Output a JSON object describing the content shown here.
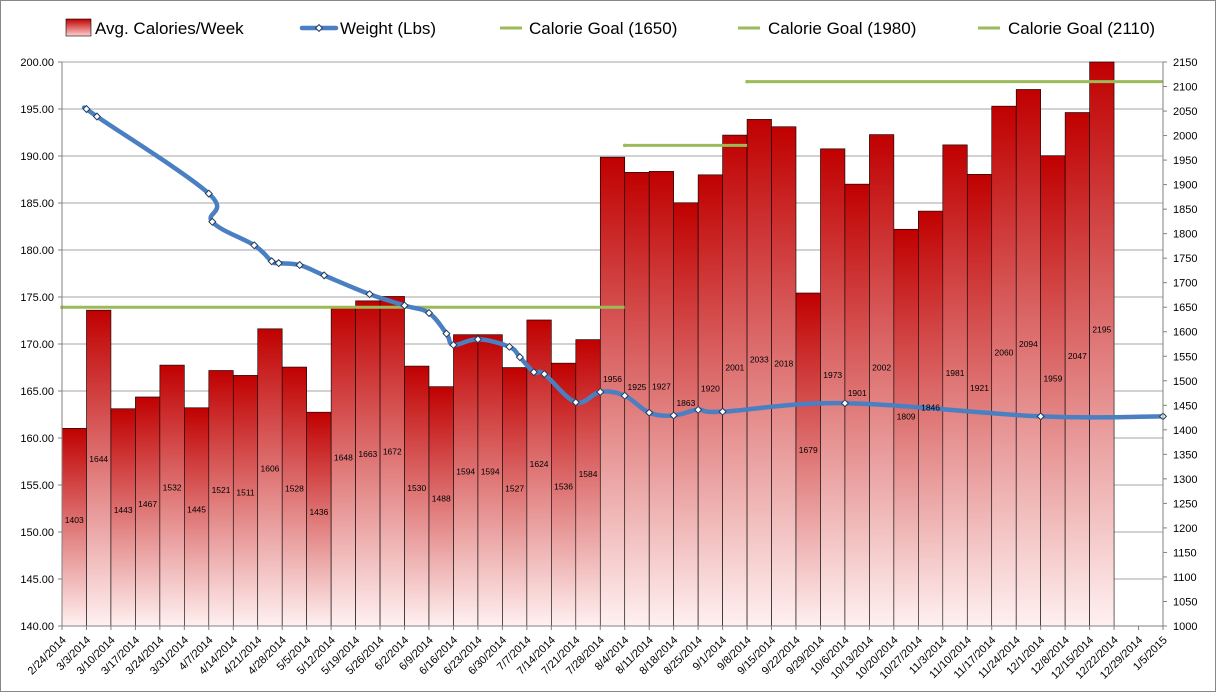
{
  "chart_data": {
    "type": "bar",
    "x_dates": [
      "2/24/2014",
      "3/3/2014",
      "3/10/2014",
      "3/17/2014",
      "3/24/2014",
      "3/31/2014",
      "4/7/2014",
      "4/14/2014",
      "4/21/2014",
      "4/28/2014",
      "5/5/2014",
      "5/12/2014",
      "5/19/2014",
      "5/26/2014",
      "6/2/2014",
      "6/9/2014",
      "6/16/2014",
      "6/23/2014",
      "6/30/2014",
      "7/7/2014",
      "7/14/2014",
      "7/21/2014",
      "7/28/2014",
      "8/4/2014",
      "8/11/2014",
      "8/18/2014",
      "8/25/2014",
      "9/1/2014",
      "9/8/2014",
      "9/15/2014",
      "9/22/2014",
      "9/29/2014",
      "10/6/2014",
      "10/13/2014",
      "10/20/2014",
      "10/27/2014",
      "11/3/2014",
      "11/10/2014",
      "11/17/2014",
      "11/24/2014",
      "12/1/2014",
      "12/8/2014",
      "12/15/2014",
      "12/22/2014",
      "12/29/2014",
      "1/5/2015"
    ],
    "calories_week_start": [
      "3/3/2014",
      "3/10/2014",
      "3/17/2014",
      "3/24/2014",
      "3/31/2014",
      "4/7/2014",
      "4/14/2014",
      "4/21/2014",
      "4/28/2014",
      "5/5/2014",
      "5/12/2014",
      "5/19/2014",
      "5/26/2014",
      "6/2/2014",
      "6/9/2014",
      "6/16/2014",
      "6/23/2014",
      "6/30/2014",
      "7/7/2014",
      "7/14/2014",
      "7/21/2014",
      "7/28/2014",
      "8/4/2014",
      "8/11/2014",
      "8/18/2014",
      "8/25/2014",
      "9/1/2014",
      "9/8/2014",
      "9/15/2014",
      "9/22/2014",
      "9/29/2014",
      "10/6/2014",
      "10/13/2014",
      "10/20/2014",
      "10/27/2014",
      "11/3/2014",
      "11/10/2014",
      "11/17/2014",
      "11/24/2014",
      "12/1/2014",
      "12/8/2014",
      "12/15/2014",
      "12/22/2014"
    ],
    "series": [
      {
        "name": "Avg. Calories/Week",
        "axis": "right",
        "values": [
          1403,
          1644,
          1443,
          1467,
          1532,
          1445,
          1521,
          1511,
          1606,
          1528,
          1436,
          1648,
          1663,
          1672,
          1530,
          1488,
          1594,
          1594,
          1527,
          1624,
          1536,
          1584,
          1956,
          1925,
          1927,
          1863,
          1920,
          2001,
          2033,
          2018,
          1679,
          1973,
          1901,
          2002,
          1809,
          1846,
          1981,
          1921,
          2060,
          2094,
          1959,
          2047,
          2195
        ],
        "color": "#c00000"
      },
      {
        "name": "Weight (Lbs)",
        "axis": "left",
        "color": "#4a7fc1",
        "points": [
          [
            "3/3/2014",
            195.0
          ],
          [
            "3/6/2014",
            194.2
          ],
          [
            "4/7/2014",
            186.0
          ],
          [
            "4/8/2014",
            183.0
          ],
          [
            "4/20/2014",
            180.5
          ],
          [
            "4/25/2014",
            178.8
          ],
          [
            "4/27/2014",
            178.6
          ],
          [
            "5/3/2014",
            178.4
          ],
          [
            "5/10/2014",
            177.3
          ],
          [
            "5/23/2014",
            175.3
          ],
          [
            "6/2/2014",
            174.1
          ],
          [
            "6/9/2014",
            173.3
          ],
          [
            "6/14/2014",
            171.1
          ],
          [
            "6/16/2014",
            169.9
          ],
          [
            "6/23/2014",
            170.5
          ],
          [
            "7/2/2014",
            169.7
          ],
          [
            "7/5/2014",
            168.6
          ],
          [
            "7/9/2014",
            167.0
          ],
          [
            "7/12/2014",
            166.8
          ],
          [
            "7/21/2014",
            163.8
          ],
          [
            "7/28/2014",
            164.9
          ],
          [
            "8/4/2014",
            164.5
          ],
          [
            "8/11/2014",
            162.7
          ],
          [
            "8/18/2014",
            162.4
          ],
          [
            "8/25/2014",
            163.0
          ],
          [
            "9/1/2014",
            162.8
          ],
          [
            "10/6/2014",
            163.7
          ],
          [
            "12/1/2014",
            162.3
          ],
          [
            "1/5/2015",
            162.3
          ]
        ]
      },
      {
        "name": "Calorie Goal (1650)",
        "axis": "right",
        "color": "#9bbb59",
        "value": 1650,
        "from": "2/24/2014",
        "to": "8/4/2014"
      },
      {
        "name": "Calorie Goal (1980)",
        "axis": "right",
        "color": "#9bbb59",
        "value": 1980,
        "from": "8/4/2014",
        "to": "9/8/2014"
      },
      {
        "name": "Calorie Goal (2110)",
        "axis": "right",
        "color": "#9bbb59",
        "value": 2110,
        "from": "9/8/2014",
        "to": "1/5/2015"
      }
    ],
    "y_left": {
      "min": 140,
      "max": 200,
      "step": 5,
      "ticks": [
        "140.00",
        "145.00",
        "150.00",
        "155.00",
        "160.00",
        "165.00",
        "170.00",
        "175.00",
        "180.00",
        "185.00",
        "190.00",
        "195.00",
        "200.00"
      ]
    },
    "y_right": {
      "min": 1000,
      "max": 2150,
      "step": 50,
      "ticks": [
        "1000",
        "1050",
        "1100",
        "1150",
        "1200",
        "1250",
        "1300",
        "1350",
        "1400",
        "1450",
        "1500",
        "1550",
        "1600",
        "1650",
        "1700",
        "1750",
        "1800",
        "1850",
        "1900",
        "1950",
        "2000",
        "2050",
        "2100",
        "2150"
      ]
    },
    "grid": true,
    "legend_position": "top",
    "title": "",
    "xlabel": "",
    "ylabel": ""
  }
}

◆ ◆ ◆ ◆ ◆

▶ [The problem]: Quote the records above exactly, leaving out any pictures.

▶ [Full response]:
Output a JSON object describing the content shown here.
{
  "chart_data": {
    "type": "bar",
    "x_dates": [
      "2/24/2014",
      "3/3/2014",
      "3/10/2014",
      "3/17/2014",
      "3/24/2014",
      "3/31/2014",
      "4/7/2014",
      "4/14/2014",
      "4/21/2014",
      "4/28/2014",
      "5/5/2014",
      "5/12/2014",
      "5/19/2014",
      "5/26/2014",
      "6/2/2014",
      "6/9/2014",
      "6/16/2014",
      "6/23/2014",
      "6/30/2014",
      "7/7/2014",
      "7/14/2014",
      "7/21/2014",
      "7/28/2014",
      "8/4/2014",
      "8/11/2014",
      "8/18/2014",
      "8/25/2014",
      "9/1/2014",
      "9/8/2014",
      "9/15/2014",
      "9/22/2014",
      "9/29/2014",
      "10/6/2014",
      "10/13/2014",
      "10/20/2014",
      "10/27/2014",
      "11/3/2014",
      "11/10/2014",
      "11/17/2014",
      "11/24/2014",
      "12/1/2014",
      "12/8/2014",
      "12/15/2014",
      "12/22/2014",
      "12/29/2014",
      "1/5/2015"
    ],
    "calories_week_start": [
      "3/3/2014",
      "3/10/2014",
      "3/17/2014",
      "3/24/2014",
      "3/31/2014",
      "4/7/2014",
      "4/14/2014",
      "4/21/2014",
      "4/28/2014",
      "5/5/2014",
      "5/12/2014",
      "5/19/2014",
      "5/26/2014",
      "6/2/2014",
      "6/9/2014",
      "6/16/2014",
      "6/23/2014",
      "6/30/2014",
      "7/7/2014",
      "7/14/2014",
      "7/21/2014",
      "7/28/2014",
      "8/4/2014",
      "8/11/2014",
      "8/18/2014",
      "8/25/2014",
      "9/1/2014",
      "9/8/2014",
      "9/15/2014",
      "9/22/2014",
      "9/29/2014",
      "10/6/2014",
      "10/13/2014",
      "10/20/2014",
      "10/27/2014",
      "11/3/2014",
      "11/10/2014",
      "11/17/2014",
      "11/24/2014",
      "12/1/2014",
      "12/8/2014",
      "12/15/2014",
      "12/22/2014"
    ],
    "series": [
      {
        "name": "Avg. Calories/Week",
        "axis": "right",
        "values": [
          1403,
          1644,
          1443,
          1467,
          1532,
          1445,
          1521,
          1511,
          1606,
          1528,
          1436,
          1648,
          1663,
          1672,
          1530,
          1488,
          1594,
          1594,
          1527,
          1624,
          1536,
          1584,
          1956,
          1925,
          1927,
          1863,
          1920,
          2001,
          2033,
          2018,
          1679,
          1973,
          1901,
          2002,
          1809,
          1846,
          1981,
          1921,
          2060,
          2094,
          1959,
          2047,
          2195
        ],
        "color": "#c00000"
      },
      {
        "name": "Weight (Lbs)",
        "axis": "left",
        "color": "#4a7fc1",
        "points": [
          [
            "3/3/2014",
            195.0
          ],
          [
            "3/6/2014",
            194.2
          ],
          [
            "4/7/2014",
            186.0
          ],
          [
            "4/8/2014",
            183.0
          ],
          [
            "4/20/2014",
            180.5
          ],
          [
            "4/25/2014",
            178.8
          ],
          [
            "4/27/2014",
            178.6
          ],
          [
            "5/3/2014",
            178.4
          ],
          [
            "5/10/2014",
            177.3
          ],
          [
            "5/23/2014",
            175.3
          ],
          [
            "6/2/2014",
            174.1
          ],
          [
            "6/9/2014",
            173.3
          ],
          [
            "6/14/2014",
            171.1
          ],
          [
            "6/16/2014",
            169.9
          ],
          [
            "6/23/2014",
            170.5
          ],
          [
            "7/2/2014",
            169.7
          ],
          [
            "7/5/2014",
            168.6
          ],
          [
            "7/9/2014",
            167.0
          ],
          [
            "7/12/2014",
            166.8
          ],
          [
            "7/21/2014",
            163.8
          ],
          [
            "7/28/2014",
            164.9
          ],
          [
            "8/4/2014",
            164.5
          ],
          [
            "8/11/2014",
            162.7
          ],
          [
            "8/18/2014",
            162.4
          ],
          [
            "8/25/2014",
            163.0
          ],
          [
            "9/1/2014",
            162.8
          ],
          [
            "10/6/2014",
            163.7
          ],
          [
            "12/1/2014",
            162.3
          ],
          [
            "1/5/2015",
            162.3
          ]
        ]
      },
      {
        "name": "Calorie Goal (1650)",
        "axis": "right",
        "color": "#9bbb59",
        "value": 1650,
        "from": "2/24/2014",
        "to": "8/4/2014"
      },
      {
        "name": "Calorie Goal (1980)",
        "axis": "right",
        "color": "#9bbb59",
        "value": 1980,
        "from": "8/4/2014",
        "to": "9/8/2014"
      },
      {
        "name": "Calorie Goal (2110)",
        "axis": "right",
        "color": "#9bbb59",
        "value": 2110,
        "from": "9/8/2014",
        "to": "1/5/2015"
      }
    ],
    "y_left": {
      "min": 140,
      "max": 200,
      "step": 5,
      "ticks": [
        "140.00",
        "145.00",
        "150.00",
        "155.00",
        "160.00",
        "165.00",
        "170.00",
        "175.00",
        "180.00",
        "185.00",
        "190.00",
        "195.00",
        "200.00"
      ]
    },
    "y_right": {
      "min": 1000,
      "max": 2150,
      "step": 50,
      "ticks": [
        "1000",
        "1050",
        "1100",
        "1150",
        "1200",
        "1250",
        "1300",
        "1350",
        "1400",
        "1450",
        "1500",
        "1550",
        "1600",
        "1650",
        "1700",
        "1750",
        "1800",
        "1850",
        "1900",
        "1950",
        "2000",
        "2050",
        "2100",
        "2150"
      ]
    },
    "grid": true,
    "legend_position": "top",
    "title": "",
    "xlabel": "",
    "ylabel": ""
  }
}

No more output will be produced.